Dataset records

* * *

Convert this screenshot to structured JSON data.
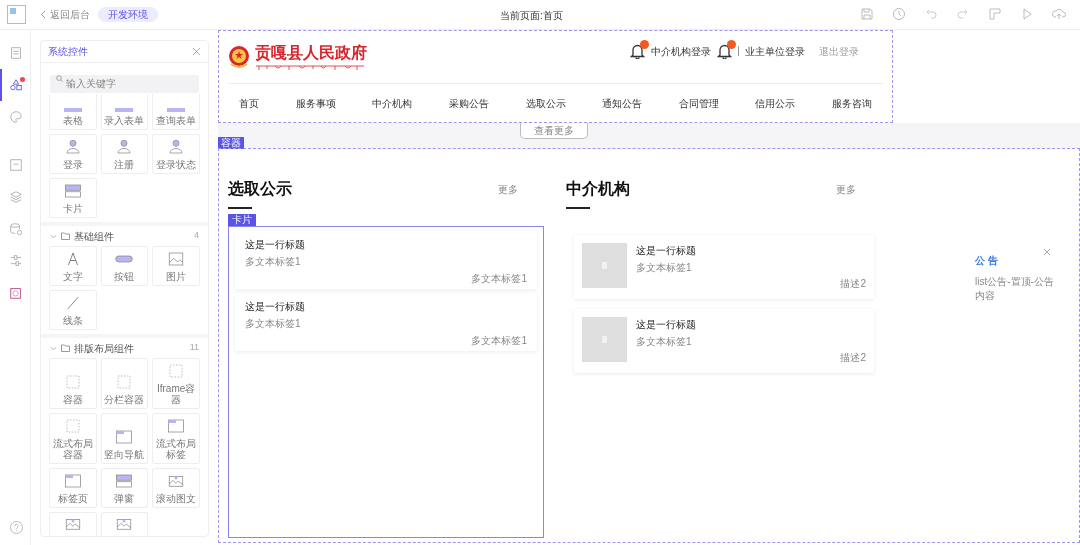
{
  "topbar": {
    "back": "返回后台",
    "env_badge": "开发环境",
    "current_page": "当前页面:首页"
  },
  "rail": [
    {
      "selected": false,
      "dot": false
    },
    {
      "selected": true,
      "dot": true
    },
    {
      "selected": false,
      "dot": false
    },
    {
      "selected": false,
      "dot": false
    },
    {
      "selected": false,
      "dot": false
    },
    {
      "selected": false,
      "dot": false
    },
    {
      "selected": false,
      "dot": false
    },
    {
      "selected": false,
      "dot": false
    }
  ],
  "panel": {
    "title": "系统控件",
    "search_placeholder": "输入关键字",
    "top_tiles": [
      "表格",
      "录入表单",
      "查询表单",
      "登录",
      "注册",
      "登录状态",
      "卡片"
    ],
    "sections": [
      {
        "name": "基础组件",
        "count": "4",
        "expanded": true,
        "tiles": [
          "文字",
          "按钮",
          "图片",
          "线条"
        ]
      },
      {
        "name": "排版布局组件",
        "count": "11",
        "expanded": true,
        "tiles": [
          "容器",
          "分栏容器",
          "Iframe容器",
          "流式布局容器",
          "竖向导航",
          "流式布局标签",
          "标签页",
          "弹窗",
          "滚动图文"
        ]
      }
    ],
    "clipped_tiles": [
      {
        "kind": "slide"
      },
      {
        "kind": "slide"
      }
    ]
  },
  "site": {
    "title": "贡嘎县人民政府",
    "links": [
      {
        "label": "中介机构登录",
        "muted": false
      },
      {
        "label": "业主单位登录",
        "muted": false
      },
      {
        "label": "退出登录",
        "muted": true
      }
    ],
    "nav": [
      "首页",
      "服务事项",
      "中介机构",
      "采购公告",
      "选取公示",
      "通知公告",
      "合同管理",
      "信用公示",
      "服务咨询"
    ],
    "more_button": "查看更多",
    "container_tag": "容器"
  },
  "columns": [
    {
      "title": "选取公示",
      "more": "更多",
      "card_tag": "卡片",
      "with_image": false,
      "items": [
        {
          "title": "这是一行标题",
          "subtitle": "多文本标签1",
          "note": "多文本标签1"
        },
        {
          "title": "这是一行标题",
          "subtitle": "多文本标签1",
          "note": "多文本标签1"
        }
      ]
    },
    {
      "title": "中介机构",
      "more": "更多",
      "with_image": true,
      "items": [
        {
          "title": "这是一行标题",
          "subtitle": "多文本标签1",
          "note": "描述2"
        },
        {
          "title": "这是一行标题",
          "subtitle": "多文本标签1",
          "note": "描述2"
        }
      ]
    }
  ],
  "notice": {
    "title": "公 告",
    "body": "list公告-置顶-公告内容"
  }
}
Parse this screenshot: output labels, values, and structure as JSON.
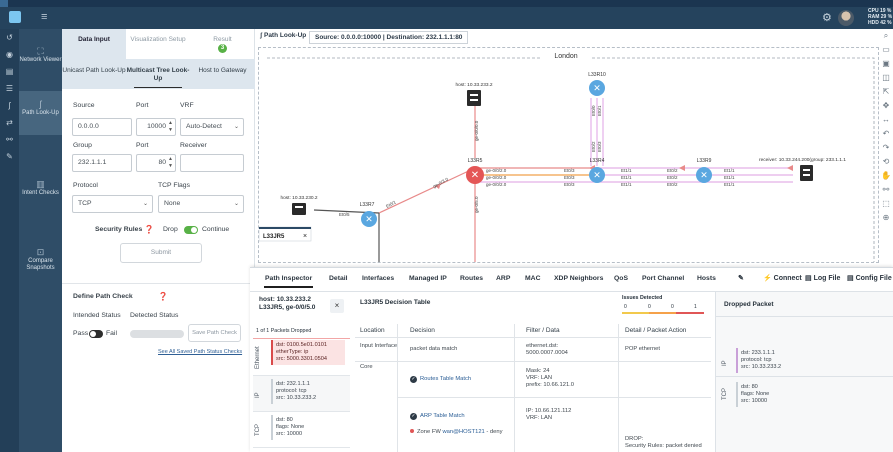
{
  "topbar": {
    "stats_cpu": "CPU 19 %",
    "stats_ram": "RAM 29 %",
    "stats_hdd": "HDD 42 %"
  },
  "nav": {
    "items": [
      {
        "label": "Network Viewer",
        "icon": "network-icon"
      },
      {
        "label": "Path Look-Up",
        "icon": "path-icon"
      },
      {
        "label": "Intent Checks",
        "icon": "intent-icon"
      },
      {
        "label": "Compare Snapshots",
        "icon": "compare-icon"
      }
    ]
  },
  "config": {
    "tabs": {
      "data_input": "Data Input",
      "vis_setup": "Visualization Setup",
      "result": "Result",
      "result_badge": "3"
    },
    "subtabs": {
      "unicast": "Unicast Path Look-Up",
      "multicast": "Multicast Tree Look-Up",
      "host": "Host to Gateway"
    },
    "labels": {
      "source": "Source",
      "port": "Port",
      "vrf": "VRF",
      "group": "Group",
      "port2": "Port",
      "receiver": "Receiver",
      "protocol": "Protocol",
      "tcp_flags": "TCP Flags"
    },
    "values": {
      "source": "0.0.0.0",
      "port": "10000",
      "vrf": "Auto-Detect",
      "group": "232.1.1.1",
      "group_port": "80",
      "receiver": "",
      "protocol": "TCP",
      "tcp_flags": "None"
    },
    "security_rules": {
      "label": "Security Rules",
      "drop": "Drop",
      "continue": "Continue"
    },
    "submit": "Submit",
    "path_check": {
      "title": "Define Path Check",
      "intended": "Intended Status",
      "detected": "Detected Status",
      "pass": "Pass",
      "fail": "Fail",
      "save": "Save Path Check",
      "see_all": "See All Saved Path Status Checks"
    }
  },
  "topo": {
    "button": "Path Look-Up",
    "crumb": "Source: 0.0.0.0:10000 | Destination: 232.1.1.1:80",
    "region": "London",
    "host_top": "host: 10.33.233.2",
    "host_left": "host: 10.33.230.2",
    "receiver": "receiver: 10.33.244.200(group: 233.1.1.1",
    "nodes": {
      "r10": "L33R10",
      "r5": "L33R5",
      "r4": "L33R4",
      "r9": "L33R9",
      "r7": "L33R7",
      "jr5": "L33JR5"
    },
    "ifaces": {
      "ge000": "ge-0/0/0.0",
      "ge020a": "ge-0/0/2.0",
      "ge020b": "ge-0/0/2.0",
      "ge020c": "ge-0/0/2.0",
      "et03a": "Et0/3",
      "et03b": "Et0/3",
      "et03c": "Et0/3",
      "et11a": "Et1/1",
      "et11b": "Et1/1",
      "et11c": "Et1/1",
      "et02a": "Et0/2",
      "et02b": "Et0/2",
      "et02c": "Et0/2",
      "r9a": "Et1/1",
      "r9b": "Et1/1",
      "r9c": "Et1/1",
      "et00": "Et0/0",
      "et01": "Et0/1",
      "et02v": "Et0/2",
      "et03v": "Et0/3",
      "ge050": "ge-0/5.0",
      "ge030": "ge-0/3.0",
      "et05": "Et0/5",
      "et01b": "Et0/1"
    }
  },
  "inspector": {
    "tabs": [
      "Path Inspector",
      "Detail",
      "Interfaces",
      "Managed IP",
      "Routes",
      "ARP",
      "MAC",
      "XDP Neighbors",
      "QoS",
      "Port Channel",
      "Hosts"
    ],
    "tools": {
      "connect": "Connect",
      "log": "Log File",
      "config": "Config File"
    },
    "hop": {
      "line1": "host: 10.33.233.2",
      "line2": "L33JR5, ge-0/0/5.0"
    },
    "packets_dropped": "1 of 1 Packets Dropped",
    "pkt_eth": {
      "label": "Ethernet",
      "dst": "dst: 0100.5e01.0101",
      "type": "etherType: ip",
      "src": "src: 5000.3301.0504"
    },
    "pkt_ip": {
      "label": "IP",
      "dst": "dst: 232.1.1.1",
      "proto": "protocol: tcp",
      "src": "src: 10.33.233.2"
    },
    "pkt_tcp": {
      "label": "TCP",
      "dst": "dst: 80",
      "flags": "flags: None",
      "src": "src: 10000"
    },
    "table_title": "L33JR5 Decision Table",
    "issues": {
      "title": "Issues Detected",
      "n0": "0",
      "n1": "0",
      "n2": "0",
      "n3": "1"
    },
    "cols": {
      "location": "Location",
      "decision": "Decision",
      "filter": "Filter / Data",
      "action": "Detail / Packet Action"
    },
    "rows": {
      "r1_loc": "Input Interface",
      "r1_dec": "packet data match",
      "r1_filter1": "ethernet.dst:",
      "r1_filter2": "5000.0007.0004",
      "r1_action": "POP ethernet",
      "r2_loc": "Core",
      "r2_dec": "Routes Table Match",
      "r2_filter1": "Mask: 24",
      "r2_filter2": "VRF: LAN",
      "r2_filter3": "prefix: 10.66.121.0",
      "r3_dec": "ARP Table Match",
      "r3_filter1": "IP: 10.66.121.112",
      "r3_filter2": "VRF: LAN",
      "r4_dec_pre": "Zone FW",
      "r4_dec_link": "wan@HOST121",
      "r4_dec_post": "- deny",
      "r4_action1": "DROP:",
      "r4_action2": "Security Rules: packet denied"
    },
    "dropped": {
      "title": "Dropped Packet",
      "ip_label": "IP",
      "ip_dst": "dst: 233.1.1.1",
      "ip_proto": "protocol: tcp",
      "ip_src": "src: 10.33.233.2",
      "tcp_label": "TCP",
      "tcp_dst": "dst: 80",
      "tcp_flags": "flags: None",
      "tcp_src": "src: 10000"
    }
  }
}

* * *

* _What the task asks_
From the entries above, pull out each line that includes "screenshot".

* _Answer to this exercise_
Convert this screenshot to structured JSON data.
Parse this screenshot: output labels, values, and structure as JSON.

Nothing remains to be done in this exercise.